### [YOUR GOAL]
Find each line with the string "chiều" and report it.

(Stored items)
________________________________________

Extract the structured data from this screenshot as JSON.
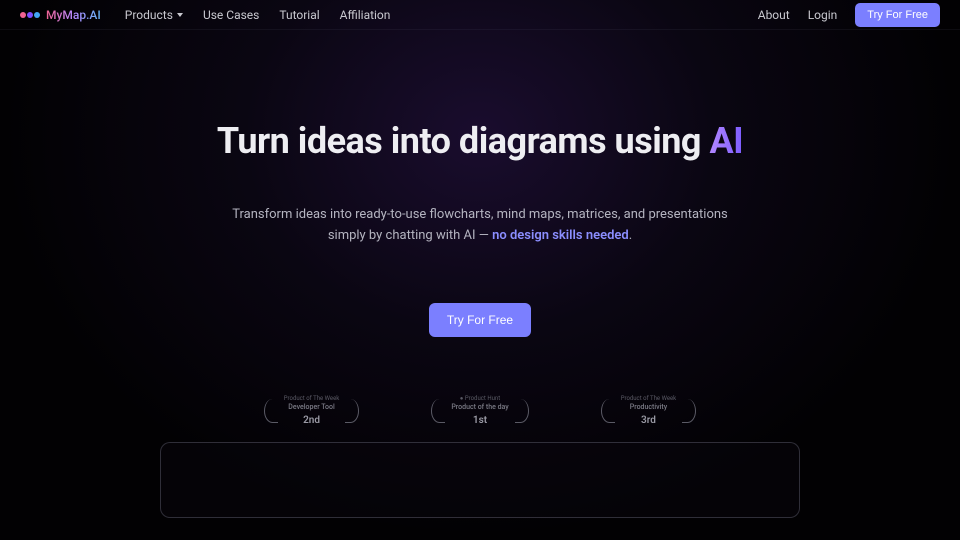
{
  "brand": {
    "name": "MyMap.AI"
  },
  "nav": {
    "products": "Products",
    "use_cases": "Use Cases",
    "tutorial": "Tutorial",
    "affiliation": "Affiliation"
  },
  "header_right": {
    "about": "About",
    "login": "Login",
    "cta": "Try For Free"
  },
  "hero": {
    "title_prefix": "Turn ideas into diagrams using ",
    "title_ai": "AI",
    "subtitle_a": "Transform ideas into ready-to-use flowcharts, mind maps, matrices, and presentations simply by chatting with AI — ",
    "subtitle_emphasis": "no design skills needed",
    "subtitle_b": ".",
    "cta": "Try For Free"
  },
  "awards": [
    {
      "line1": "Product of The Week",
      "line2": "Developer Tool",
      "rank": "2nd"
    },
    {
      "line1": "● Product Hunt",
      "line2": "Product of the day",
      "rank": "1st"
    },
    {
      "line1": "Product of The Week",
      "line2": "Productivity",
      "rank": "3rd"
    }
  ]
}
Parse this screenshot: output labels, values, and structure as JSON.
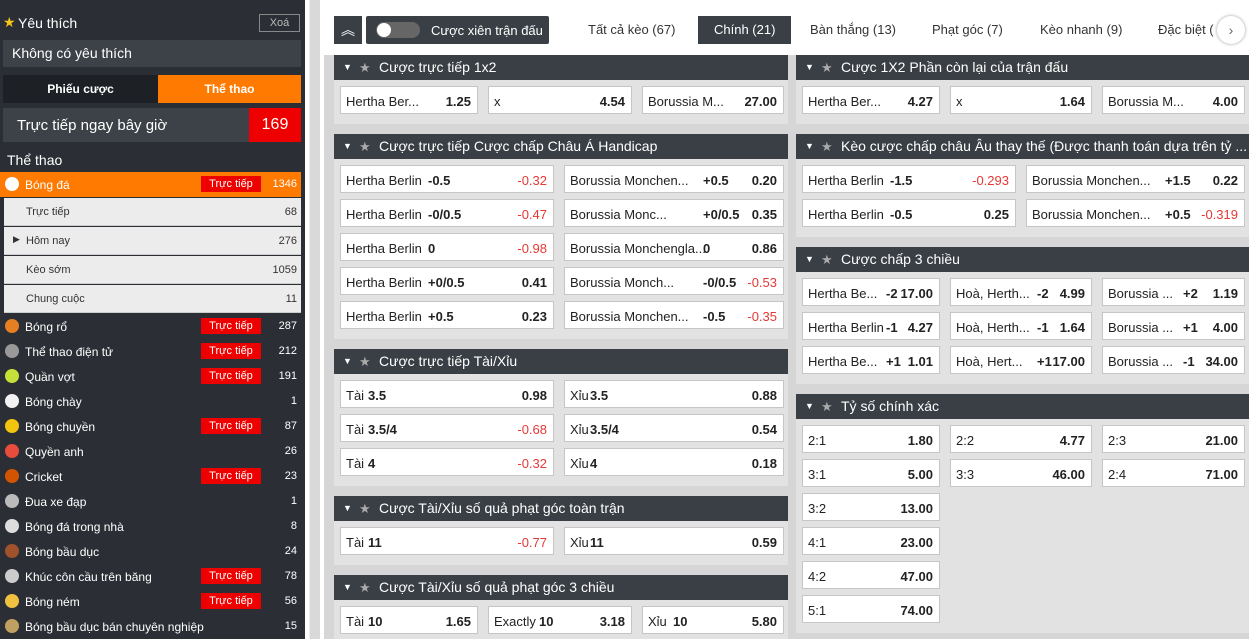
{
  "sidebar": {
    "fav_title": "Yêu thích",
    "fav_clear": "Xoá",
    "no_fav": "Không có yêu thích",
    "tab_slip": "Phiếu cược",
    "tab_sports": "Thể thao",
    "live_now": "Trực tiếp ngay bây giờ",
    "live_count": "169",
    "section": "Thể thao",
    "live_badge": "Trực tiếp",
    "sports": [
      {
        "label": "Bóng đá",
        "count": "1346",
        "live": true,
        "icon": "soccer-ball-icon",
        "color": "#ffffff"
      },
      {
        "label": "Bóng rổ",
        "count": "287",
        "live": true,
        "icon": "basketball-icon",
        "color": "#e67e22"
      },
      {
        "label": "Thể thao điện tử",
        "count": "212",
        "live": true,
        "icon": "gamepad-icon",
        "color": "#999999"
      },
      {
        "label": "Quần vợt",
        "count": "191",
        "live": true,
        "icon": "tennis-ball-icon",
        "color": "#c6e03a"
      },
      {
        "label": "Bóng chày",
        "count": "1",
        "live": false,
        "icon": "baseball-icon",
        "color": "#f2f2f2"
      },
      {
        "label": "Bóng chuyền",
        "count": "87",
        "live": true,
        "icon": "volleyball-icon",
        "color": "#f1c40f"
      },
      {
        "label": "Quyền anh",
        "count": "26",
        "live": false,
        "icon": "boxing-glove-icon",
        "color": "#e74c3c"
      },
      {
        "label": "Cricket",
        "count": "23",
        "live": true,
        "icon": "cricket-bat-icon",
        "color": "#d35400"
      },
      {
        "label": "Đua xe đạp",
        "count": "1",
        "live": false,
        "icon": "bicycle-icon",
        "color": "#bbbbbb"
      },
      {
        "label": "Bóng đá trong nhà",
        "count": "8",
        "live": false,
        "icon": "futsal-icon",
        "color": "#dddddd"
      },
      {
        "label": "Bóng bầu dục",
        "count": "24",
        "live": false,
        "icon": "rugby-ball-icon",
        "color": "#a0522d"
      },
      {
        "label": "Khúc côn cầu trên băng",
        "count": "78",
        "live": true,
        "icon": "hockey-stick-icon",
        "color": "#cccccc"
      },
      {
        "label": "Bóng ném",
        "count": "56",
        "live": true,
        "icon": "handball-icon",
        "color": "#f0c040"
      },
      {
        "label": "Bóng bầu dục bán chuyên nghiệp",
        "count": "15",
        "live": false,
        "icon": "rugby-league-icon",
        "color": "#c0a060"
      }
    ],
    "subs": [
      {
        "label": "Trực tiếp",
        "count": "68"
      },
      {
        "label": "Hôm nay",
        "count": "276"
      },
      {
        "label": "Kèo sớm",
        "count": "1059"
      },
      {
        "label": "Chung cuộc",
        "count": "11"
      }
    ]
  },
  "toolbar": {
    "parlay": "Cược xiên trận đấu",
    "tabs": [
      "Tất cả kèo (67)",
      "Chính (21)",
      "Bàn thắng (13)",
      "Phạt góc (7)",
      "Kèo nhanh (9)",
      "Đặc biệt ("
    ]
  },
  "markets": {
    "m1": {
      "title": "Cược trực tiếp 1x2",
      "rows": [
        [
          [
            "Hertha Ber...",
            "",
            "1.25"
          ],
          [
            "x",
            "",
            "4.54"
          ],
          [
            "Borussia M...",
            "",
            "27.00"
          ]
        ]
      ]
    },
    "m2": {
      "title": "Cược trực tiếp Cược chấp Châu Á Handicap",
      "rows": [
        [
          [
            "Hertha Berlin",
            "-0.5",
            "-0.32"
          ],
          [
            "Borussia Monchen...",
            "+0.5",
            "0.20"
          ]
        ],
        [
          [
            "Hertha Berlin",
            "-0/0.5",
            "-0.47"
          ],
          [
            "Borussia Monc...",
            "+0/0.5",
            "0.35"
          ]
        ],
        [
          [
            "Hertha Berlin",
            "0",
            "-0.98"
          ],
          [
            "Borussia Monchengla...",
            "0",
            "0.86"
          ]
        ],
        [
          [
            "Hertha Berlin",
            "+0/0.5",
            "0.41"
          ],
          [
            "Borussia Monch...",
            "-0/0.5",
            "-0.53"
          ]
        ],
        [
          [
            "Hertha Berlin",
            "+0.5",
            "0.23"
          ],
          [
            "Borussia Monchen...",
            "-0.5",
            "-0.35"
          ]
        ]
      ]
    },
    "m3": {
      "title": "Cược trực tiếp Tài/Xỉu",
      "rows": [
        [
          [
            "Tài",
            "3.5",
            "0.98"
          ],
          [
            "Xỉu",
            "3.5",
            "0.88"
          ]
        ],
        [
          [
            "Tài",
            "3.5/4",
            "-0.68"
          ],
          [
            "Xỉu",
            "3.5/4",
            "0.54"
          ]
        ],
        [
          [
            "Tài",
            "4",
            "-0.32"
          ],
          [
            "Xỉu",
            "4",
            "0.18"
          ]
        ]
      ]
    },
    "m4": {
      "title": "Cược Tài/Xỉu số quả phạt góc toàn trận",
      "rows": [
        [
          [
            "Tài",
            "11",
            "-0.77"
          ],
          [
            "Xỉu",
            "11",
            "0.59"
          ]
        ]
      ]
    },
    "m5": {
      "title": "Cược Tài/Xỉu số quả phạt góc 3 chiều",
      "rows": [
        [
          [
            "Tài",
            "10",
            "1.65"
          ],
          [
            "Exactly",
            "10",
            "3.18"
          ],
          [
            "Xỉu",
            "10",
            "5.80"
          ]
        ]
      ]
    },
    "m6": {
      "title": "Cược 1X2 Phần còn lại của trận đấu",
      "rows": [
        [
          [
            "Hertha Ber...",
            "",
            "4.27"
          ],
          [
            "x",
            "",
            "1.64"
          ],
          [
            "Borussia M...",
            "",
            "4.00"
          ]
        ]
      ]
    },
    "m7": {
      "title": "Kèo cược chấp châu Âu thay thế (Được thanh toán dựa trên tỷ ...",
      "rows": [
        [
          [
            "Hertha Berlin",
            "-1.5",
            "-0.293"
          ],
          [
            "Borussia Monchen...",
            "+1.5",
            "0.22"
          ]
        ],
        [
          [
            "Hertha Berlin",
            "-0.5",
            "0.25"
          ],
          [
            "Borussia Monchen...",
            "+0.5",
            "-0.319"
          ]
        ]
      ]
    },
    "m8": {
      "title": "Cược chấp 3 chiều",
      "rows": [
        [
          [
            "Hertha Be...",
            "-2",
            "17.00"
          ],
          [
            "Hoà, Herth...",
            "-2",
            "4.99"
          ],
          [
            "Borussia ...",
            "+2",
            "1.19"
          ]
        ],
        [
          [
            "Hertha Berlin",
            "-1",
            "4.27"
          ],
          [
            "Hoà, Herth...",
            "-1",
            "1.64"
          ],
          [
            "Borussia ...",
            "+1",
            "4.00"
          ]
        ],
        [
          [
            "Hertha Be...",
            "+1",
            "1.01"
          ],
          [
            "Hoà, Hert...",
            "+1",
            "17.00"
          ],
          [
            "Borussia ...",
            "-1",
            "34.00"
          ]
        ]
      ]
    },
    "m9": {
      "title": "Tỷ số chính xác",
      "rows": [
        [
          [
            "2:1",
            "",
            "1.80"
          ],
          [
            "2:2",
            "",
            "4.77"
          ],
          [
            "2:3",
            "",
            "21.00"
          ]
        ],
        [
          [
            "3:1",
            "",
            "5.00"
          ],
          [
            "3:3",
            "",
            "46.00"
          ],
          [
            "2:4",
            "",
            "71.00"
          ]
        ],
        [
          [
            "3:2",
            "",
            "13.00"
          ]
        ],
        [
          [
            "4:1",
            "",
            "23.00"
          ]
        ],
        [
          [
            "4:2",
            "",
            "47.00"
          ]
        ],
        [
          [
            "5:1",
            "",
            "74.00"
          ]
        ]
      ]
    }
  }
}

________________________________________

### [OUTPUT FOR THIS EXERCISE]
      "title": "Cược Tài/Xỉu số quả phạt góc 3 chiều",
      "title": "Cược chấp 3 chiều",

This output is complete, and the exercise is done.